Your objective
Write out the listing exactly as it is given.

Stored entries

— Begin —

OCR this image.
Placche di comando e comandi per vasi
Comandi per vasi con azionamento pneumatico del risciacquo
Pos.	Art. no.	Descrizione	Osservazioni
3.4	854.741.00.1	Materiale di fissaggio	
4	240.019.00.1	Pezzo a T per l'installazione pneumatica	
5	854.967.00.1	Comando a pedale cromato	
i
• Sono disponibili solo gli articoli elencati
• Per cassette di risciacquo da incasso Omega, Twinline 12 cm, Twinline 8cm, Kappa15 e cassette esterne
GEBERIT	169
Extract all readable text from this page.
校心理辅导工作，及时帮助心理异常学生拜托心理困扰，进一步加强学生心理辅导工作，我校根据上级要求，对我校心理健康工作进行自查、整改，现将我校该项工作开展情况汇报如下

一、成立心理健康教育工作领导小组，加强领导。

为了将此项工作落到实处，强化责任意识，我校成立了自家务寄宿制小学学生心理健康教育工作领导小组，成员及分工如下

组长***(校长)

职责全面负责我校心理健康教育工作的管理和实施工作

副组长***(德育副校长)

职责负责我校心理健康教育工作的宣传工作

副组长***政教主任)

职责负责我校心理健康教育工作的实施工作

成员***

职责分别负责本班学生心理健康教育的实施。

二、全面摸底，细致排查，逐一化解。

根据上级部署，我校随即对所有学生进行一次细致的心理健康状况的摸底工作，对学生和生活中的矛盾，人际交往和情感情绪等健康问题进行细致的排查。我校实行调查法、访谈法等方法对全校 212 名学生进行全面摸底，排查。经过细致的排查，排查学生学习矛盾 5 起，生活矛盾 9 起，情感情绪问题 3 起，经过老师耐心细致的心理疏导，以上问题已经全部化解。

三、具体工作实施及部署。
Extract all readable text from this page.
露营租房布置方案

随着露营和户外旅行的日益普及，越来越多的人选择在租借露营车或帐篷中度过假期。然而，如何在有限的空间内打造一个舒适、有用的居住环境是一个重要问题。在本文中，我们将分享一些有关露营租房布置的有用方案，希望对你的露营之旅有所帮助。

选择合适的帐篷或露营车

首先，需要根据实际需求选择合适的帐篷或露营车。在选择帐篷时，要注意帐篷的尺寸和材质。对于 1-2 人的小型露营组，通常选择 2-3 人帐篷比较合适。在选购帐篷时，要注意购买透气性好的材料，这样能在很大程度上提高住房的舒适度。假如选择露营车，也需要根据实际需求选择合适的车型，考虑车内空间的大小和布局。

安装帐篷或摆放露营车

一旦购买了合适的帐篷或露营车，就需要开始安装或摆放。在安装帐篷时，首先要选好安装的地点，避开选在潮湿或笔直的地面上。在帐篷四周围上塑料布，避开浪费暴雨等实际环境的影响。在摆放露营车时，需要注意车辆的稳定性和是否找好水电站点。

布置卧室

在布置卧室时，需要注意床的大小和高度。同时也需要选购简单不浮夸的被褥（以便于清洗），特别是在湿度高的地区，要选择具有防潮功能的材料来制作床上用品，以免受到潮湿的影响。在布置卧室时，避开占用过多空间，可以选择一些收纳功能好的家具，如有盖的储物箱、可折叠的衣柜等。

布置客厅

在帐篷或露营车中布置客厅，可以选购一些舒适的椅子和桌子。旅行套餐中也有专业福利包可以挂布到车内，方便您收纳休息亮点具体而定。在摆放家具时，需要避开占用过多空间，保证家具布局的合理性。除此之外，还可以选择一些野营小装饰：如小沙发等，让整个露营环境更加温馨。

— End —

Final result
OCR this image.
Placche di comando e comandi per vasi
Comandi per vasi con azionamento pneumatico del risciacquo
Pos.	Art. no.	Descrizione	Osservazioni
3.4	854.741.00.1	Materiale di fissaggio	
4	240.019.00.1	Pezzo a T per l'installazione pneumatica	
5	854.967.00.1	Comando a pedale cromato	
i
• Sono disponibili solo gli articoli elencati
• Per cassette di risciacquo da incasso Omega, Twinline 12 cm, Twinline 8cm, Kappa15 e cassette esterne
GEBERIT	169
Extract all readable text from this page.
校心理辅导工作，及时帮助心理异常学生拜托心理困扰，进一步加强学生心理辅导工作，我校根据上级要求，对我校心理健康工作进行自查、整改，现将我校该项工作开展情况汇报如下

一、成立心理健康教育工作领导小组，加强领导。

为了将此项工作落到实处，强化责任意识，我校成立了自家务寄宿制小学学生心理健康教育工作领导小组，成员及分工如下

组长***(校长)

职责全面负责我校心理健康教育工作的管理和实施工作

副组长***(德育副校长)

职责负责我校心理健康教育工作的宣传工作

副组长***政教主任)

职责负责我校心理健康教育工作的实施工作

成员***

职责分别负责本班学生心理健康教育的实施。

二、全面摸底，细致排查，逐一化解。

根据上级部署，我校随即对所有学生进行一次细致的心理健康状况的摸底工作，对学生和生活中的矛盾，人际交往和情感情绪等健康问题进行细致的排查。我校实行调查法、访谈法等方法对全校 212 名学生进行全面摸底，排查。经过细致的排查，排查学生学习矛盾 5 起，生活矛盾 9 起，情感情绪问题 3 起，经过老师耐心细致的心理疏导，以上问题已经全部化解。

三、具体工作实施及部署。
Extract all readable text from this page.
露营租房布置方案

随着露营和户外旅行的日益普及，越来越多的人选择在租借露营车或帐篷中度过假期。然而，如何在有限的空间内打造一个舒适、有用的居住环境是一个重要问题。在本文中，我们将分享一些有关露营租房布置的有用方案，希望对你的露营之旅有所帮助。

选择合适的帐篷或露营车

首先，需要根据实际需求选择合适的帐篷或露营车。在选择帐篷时，要注意帐篷的尺寸和材质。对于 1-2 人的小型露营组，通常选择 2-3 人帐篷比较合适。在选购帐篷时，要注意购买透气性好的材料，这样能在很大程度上提高住房的舒适度。假如选择露营车，也需要根据实际需求选择合适的车型，考虑车内空间的大小和布局。

安装帐篷或摆放露营车

一旦购买了合适的帐篷或露营车，就需要开始安装或摆放。在安装帐篷时，首先要选好安装的地点，避开选在潮湿或笔直的地面上。在帐篷四周围上塑料布，避开浪费暴雨等实际环境的影响。在摆放露营车时，需要注意车辆的稳定性和是否找好水电站点。

布置卧室

在布置卧室时，需要注意床的大小和高度。同时也需要选购简单不浮夸的被褥（以便于清洗），特别是在湿度高的地区，要选择具有防潮功能的材料来制作床上用品，以免受到潮湿的影响。在布置卧室时，避开占用过多空间，可以选择一些收纳功能好的家具，如有盖的储物箱、可折叠的衣柜等。

布置客厅

在帐篷或露营车中布置客厅，可以选购一些舒适的椅子和桌子。旅行套餐中也有专业福利包可以挂布到车内，方便您收纳休息亮点具体而定。在摆放家具时，需要避开占用过多空间，保证家具布局的合理性。除此之外，还可以选择一些野营小装饰：如小沙发等，让整个露营环境更加温馨。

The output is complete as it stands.